Stated problem: Copy out each line below that has the word "FCFA" in it.

Given data:
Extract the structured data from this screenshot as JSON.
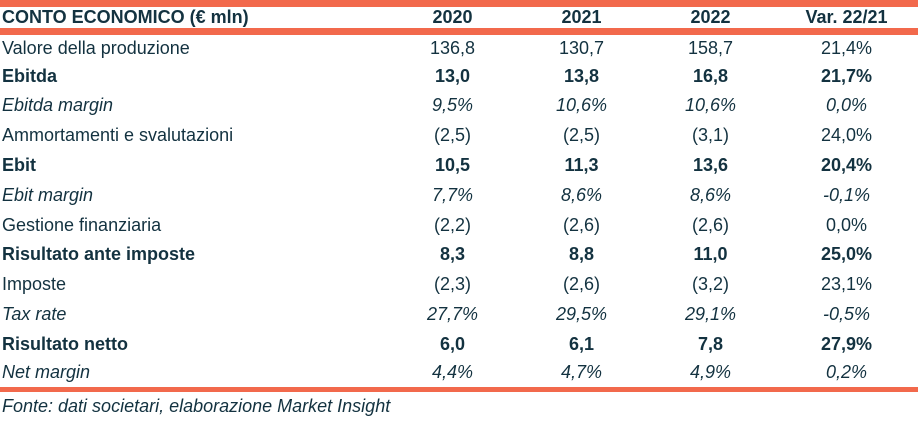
{
  "colors": {
    "accent_bar": "#f2694c",
    "text": "#133240",
    "background": "#ffffff"
  },
  "chart_data": {
    "type": "table",
    "title": "CONTO ECONOMICO (€ mln)",
    "unit": "€ mln",
    "columns": [
      "2020",
      "2021",
      "2022",
      "Var. 22/21"
    ],
    "rows": [
      {
        "label": "Valore della produzione",
        "style": "normal",
        "display": [
          "136,8",
          "130,7",
          "158,7",
          "21,4%"
        ],
        "values": [
          136.8,
          130.7,
          158.7
        ],
        "var_22_21_pct": 21.4
      },
      {
        "label": "Ebitda",
        "style": "bold",
        "display": [
          "13,0",
          "13,8",
          "16,8",
          "21,7%"
        ],
        "values": [
          13.0,
          13.8,
          16.8
        ],
        "var_22_21_pct": 21.7
      },
      {
        "label": "Ebitda margin",
        "style": "italic",
        "display": [
          "9,5%",
          "10,6%",
          "10,6%",
          "0,0%"
        ],
        "values": [
          9.5,
          10.6,
          10.6
        ],
        "var_22_21_pct": 0.0
      },
      {
        "label": "Ammortamenti e svalutazioni",
        "style": "normal",
        "display": [
          "(2,5)",
          "(2,5)",
          "(3,1)",
          "24,0%"
        ],
        "values": [
          -2.5,
          -2.5,
          -3.1
        ],
        "var_22_21_pct": 24.0
      },
      {
        "label": "Ebit",
        "style": "bold",
        "display": [
          "10,5",
          "11,3",
          "13,6",
          "20,4%"
        ],
        "values": [
          10.5,
          11.3,
          13.6
        ],
        "var_22_21_pct": 20.4
      },
      {
        "label": "Ebit margin",
        "style": "italic",
        "display": [
          "7,7%",
          "8,6%",
          "8,6%",
          "-0,1%"
        ],
        "values": [
          7.7,
          8.6,
          8.6
        ],
        "var_22_21_pct": -0.1
      },
      {
        "label": "Gestione finanziaria",
        "style": "normal",
        "display": [
          "(2,2)",
          "(2,6)",
          "(2,6)",
          "0,0%"
        ],
        "values": [
          -2.2,
          -2.6,
          -2.6
        ],
        "var_22_21_pct": 0.0
      },
      {
        "label": "Risultato ante imposte",
        "style": "bold",
        "display": [
          "8,3",
          "8,8",
          "11,0",
          "25,0%"
        ],
        "values": [
          8.3,
          8.8,
          11.0
        ],
        "var_22_21_pct": 25.0
      },
      {
        "label": "Imposte",
        "style": "normal",
        "display": [
          "(2,3)",
          "(2,6)",
          "(3,2)",
          "23,1%"
        ],
        "values": [
          -2.3,
          -2.6,
          -3.2
        ],
        "var_22_21_pct": 23.1
      },
      {
        "label": "Tax rate",
        "style": "italic",
        "display": [
          "27,7%",
          "29,5%",
          "29,1%",
          "-0,5%"
        ],
        "values": [
          27.7,
          29.5,
          29.1
        ],
        "var_22_21_pct": -0.5
      },
      {
        "label": "Risultato netto",
        "style": "bold",
        "display": [
          "6,0",
          "6,1",
          "7,8",
          "27,9%"
        ],
        "values": [
          6.0,
          6.1,
          7.8
        ],
        "var_22_21_pct": 27.9
      },
      {
        "label": "Net margin",
        "style": "italic",
        "display": [
          "4,4%",
          "4,7%",
          "4,9%",
          "0,2%"
        ],
        "values": [
          4.4,
          4.7,
          4.9
        ],
        "var_22_21_pct": 0.2
      }
    ],
    "source_note": "Fonte: dati societari, elaborazione Market Insight",
    "layout": {
      "grid": false,
      "value_alignment": "center",
      "negative_format": "parentheses"
    }
  }
}
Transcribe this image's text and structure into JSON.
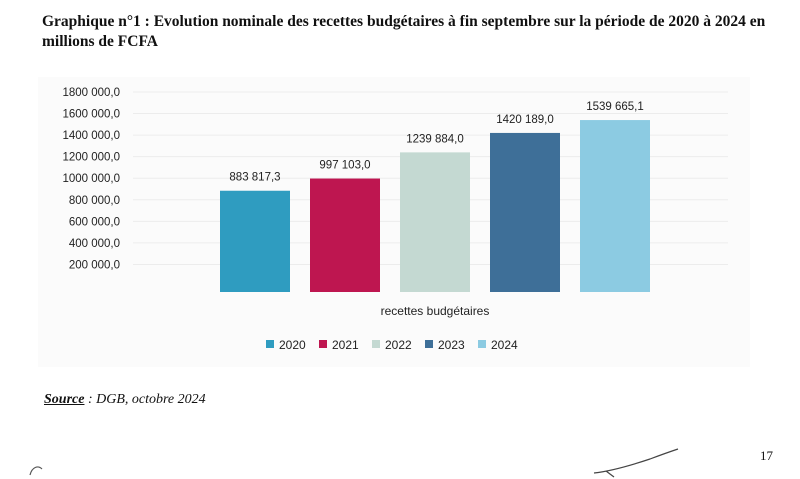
{
  "caption": {
    "text": "Graphique n°1 : Evolution nominale des recettes budgétaires à fin septembre sur la période de 2020 à 2024 en millions de FCFA"
  },
  "chart_data": {
    "type": "bar",
    "title": "Graphique n°1 : Evolution nominale des recettes budgétaires à fin septembre sur la période de 2020 à 2024 en millions de FCFA",
    "xlabel": "recettes budgétaires",
    "ylabel": "",
    "ylim": [
      0,
      1800000
    ],
    "yticks": [
      200000,
      400000,
      600000,
      800000,
      1000000,
      1200000,
      1400000,
      1600000,
      1800000
    ],
    "ytick_labels": [
      "200 000,0",
      "400 000,0",
      "600 000,0",
      "800 000,0",
      "1000 000,0",
      "1200 000,0",
      "1400 000,0",
      "1600 000,0",
      "1800 000,0"
    ],
    "categories": [
      "recettes budgétaires"
    ],
    "grid": true,
    "legend_position": "bottom",
    "series": [
      {
        "name": "2020",
        "value": 883817.3,
        "label": "883 817,3",
        "color": "#2f9cc0"
      },
      {
        "name": "2021",
        "value": 997103.0,
        "label": "997 103,0",
        "color": "#be1650"
      },
      {
        "name": "2022",
        "value": 1239884.0,
        "label": "1239 884,0",
        "color": "#c4d9d2"
      },
      {
        "name": "2023",
        "value": 1420189.0,
        "label": "1420 189,0",
        "color": "#3e6f98"
      },
      {
        "name": "2024",
        "value": 1539665.1,
        "label": "1539 665,1",
        "color": "#8ccbe2"
      }
    ]
  },
  "source": {
    "key": "Source",
    "text": " : DGB, octobre 2024"
  },
  "page_number": "17"
}
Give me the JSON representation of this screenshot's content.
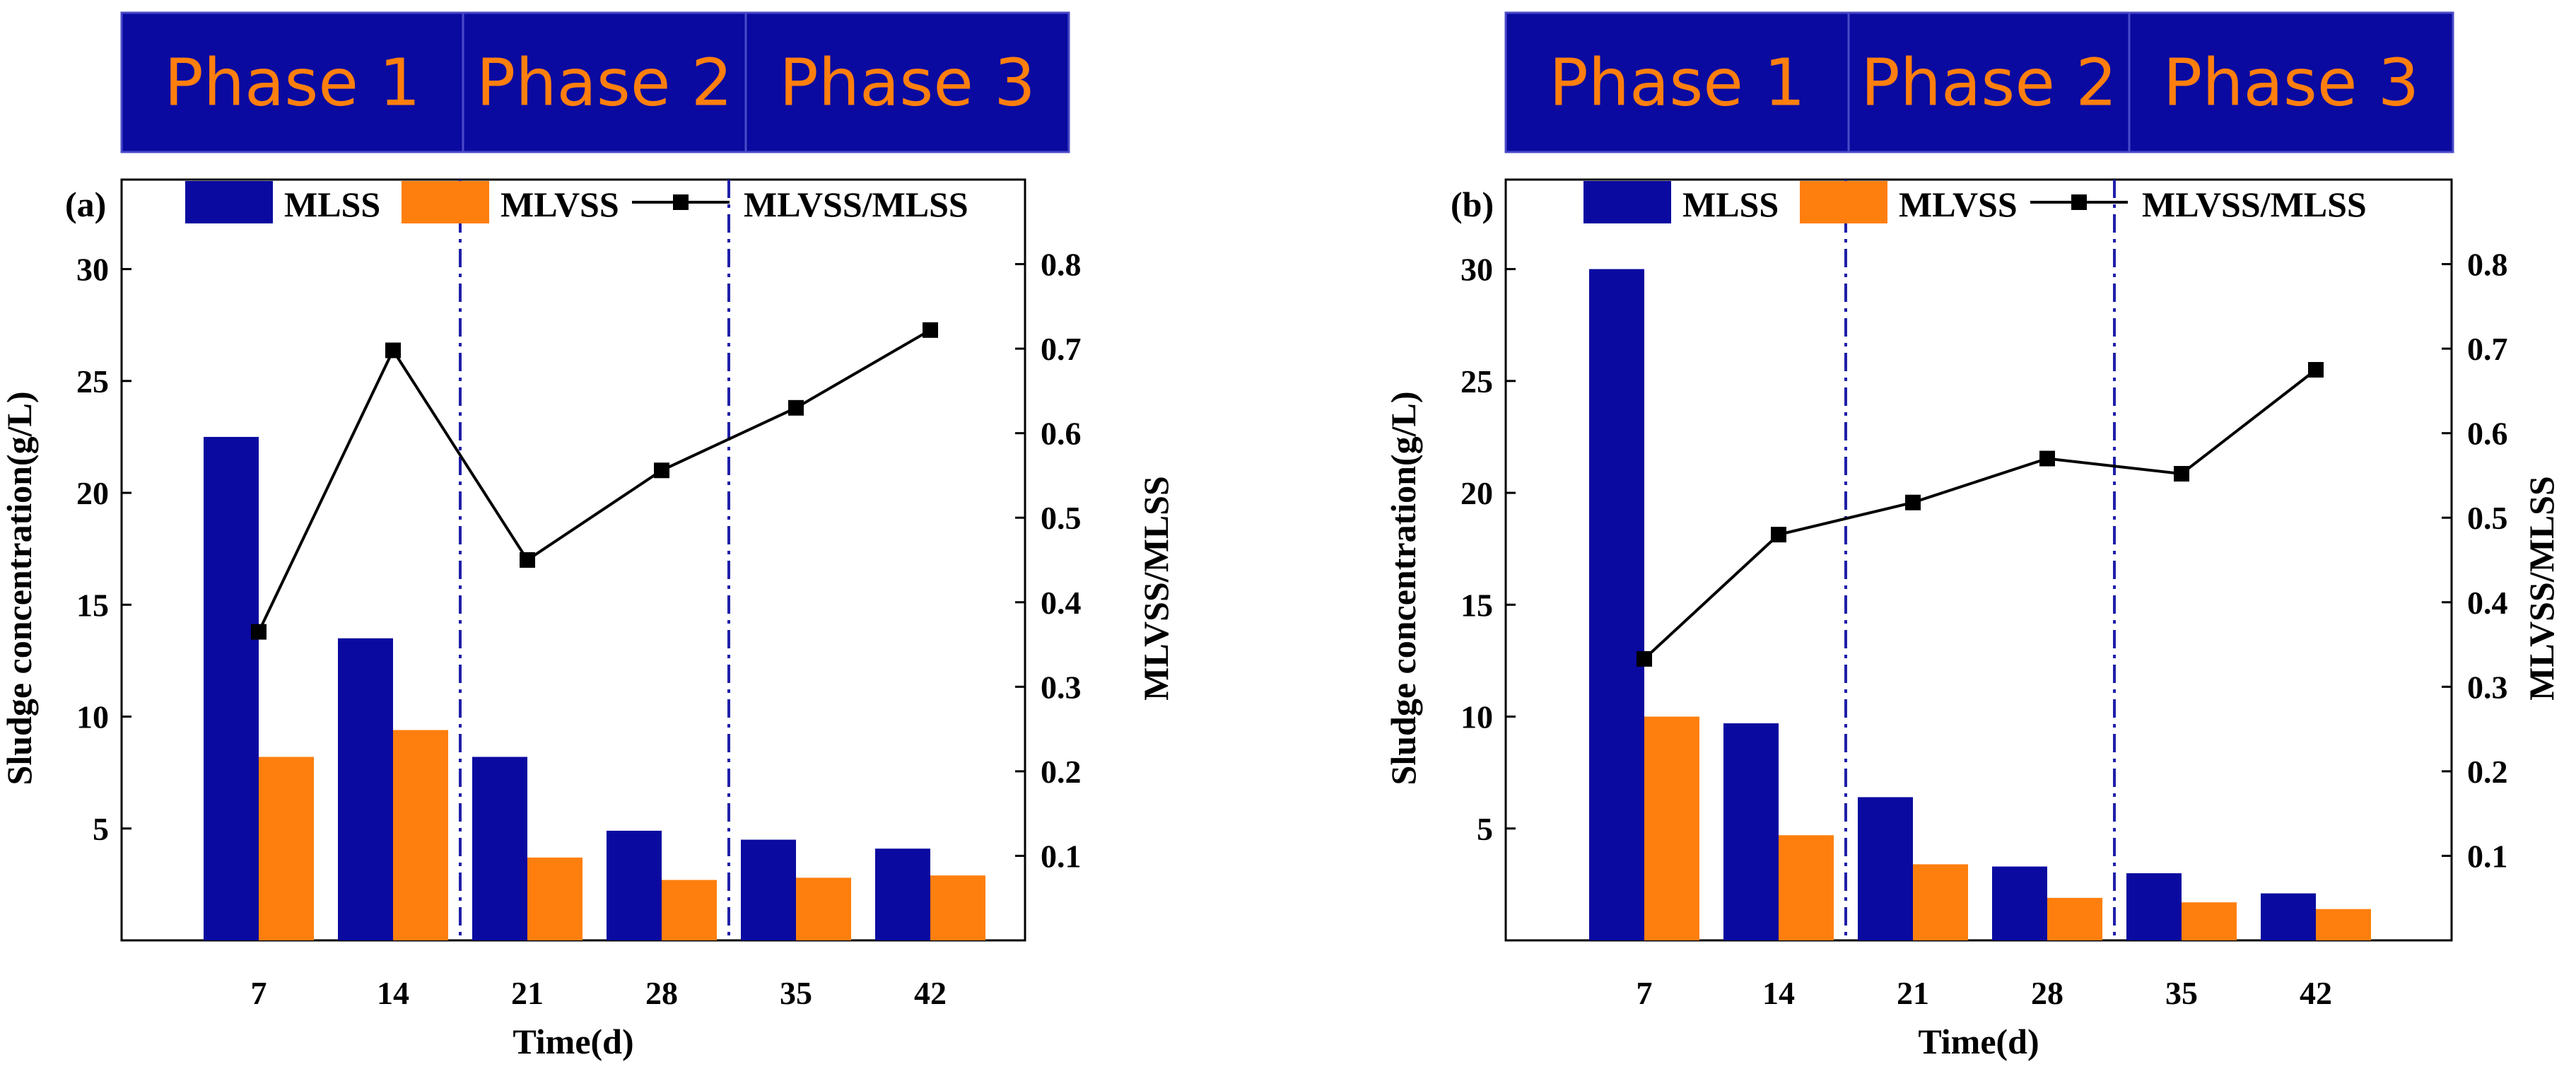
{
  "colors": {
    "mlss": "#0a0aa0",
    "mlvss": "#ff7f0e",
    "ratio": "#000000",
    "phase_bg": "#0a0aa0",
    "phase_text": "#ff7f0e",
    "divider": "#1f1fa8"
  },
  "chart_data": [
    {
      "type": "bar",
      "panel_label": "(a)",
      "phases": [
        "Phase 1",
        "Phase 2",
        "Phase 3"
      ],
      "phase_boundaries_x": [
        17.5,
        31.5
      ],
      "categories": [
        "7",
        "14",
        "21",
        "28",
        "35",
        "42"
      ],
      "xlabel": "Time(d)",
      "ylabel": "Sludge concentration(g/L)",
      "y2label": "MLVSS/MLSS",
      "ylim": [
        0,
        34
      ],
      "yticks": [
        "5",
        "10",
        "15",
        "20",
        "25",
        "30"
      ],
      "y2lim": [
        0,
        0.9
      ],
      "y2ticks": [
        "0.1",
        "0.2",
        "0.3",
        "0.4",
        "0.5",
        "0.6",
        "0.7",
        "0.8"
      ],
      "legend": [
        "MLSS",
        "MLVSS",
        "MLVSS/MLSS"
      ],
      "series": [
        {
          "name": "MLSS",
          "axis": "left",
          "values": [
            22.5,
            13.5,
            8.2,
            4.9,
            4.5,
            4.1
          ]
        },
        {
          "name": "MLVSS",
          "axis": "left",
          "values": [
            8.2,
            9.4,
            3.7,
            2.7,
            2.8,
            2.9
          ]
        },
        {
          "name": "MLVSS/MLSS",
          "axis": "right",
          "values": [
            0.365,
            0.698,
            0.45,
            0.556,
            0.63,
            0.722
          ]
        }
      ]
    },
    {
      "type": "bar",
      "panel_label": "(b)",
      "phases": [
        "Phase 1",
        "Phase 2",
        "Phase 3"
      ],
      "phase_boundaries_x": [
        17.5,
        31.5
      ],
      "categories": [
        "7",
        "14",
        "21",
        "28",
        "35",
        "42"
      ],
      "xlabel": "Time(d)",
      "ylabel": "Sludge concentration(g/L)",
      "y2label": "MLVSS/MLSS",
      "ylim": [
        0,
        34
      ],
      "yticks": [
        "5",
        "10",
        "15",
        "20",
        "25",
        "30"
      ],
      "y2lim": [
        0,
        0.9
      ],
      "y2ticks": [
        "0.1",
        "0.2",
        "0.3",
        "0.4",
        "0.5",
        "0.6",
        "0.7",
        "0.8"
      ],
      "legend": [
        "MLSS",
        "MLVSS",
        "MLVSS/MLSS"
      ],
      "series": [
        {
          "name": "MLSS",
          "axis": "left",
          "values": [
            30.0,
            9.7,
            6.4,
            3.3,
            3.0,
            2.1
          ]
        },
        {
          "name": "MLVSS",
          "axis": "left",
          "values": [
            10.0,
            4.7,
            3.4,
            1.9,
            1.7,
            1.4
          ]
        },
        {
          "name": "MLVSS/MLSS",
          "axis": "right",
          "values": [
            0.333,
            0.48,
            0.518,
            0.57,
            0.552,
            0.675
          ]
        }
      ]
    }
  ]
}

Solution to this exercise:
    "text": "Graphique n°1 : Evolution nominale des recettes budgétaires à fin septembre sur la période de 2020 à 2024 en millions de FCFA"
    "title": "Graphique n°1 : Evolution nominale des recettes budgétaires à fin septembre sur la période de 2020 à 2024 en millions de FCFA",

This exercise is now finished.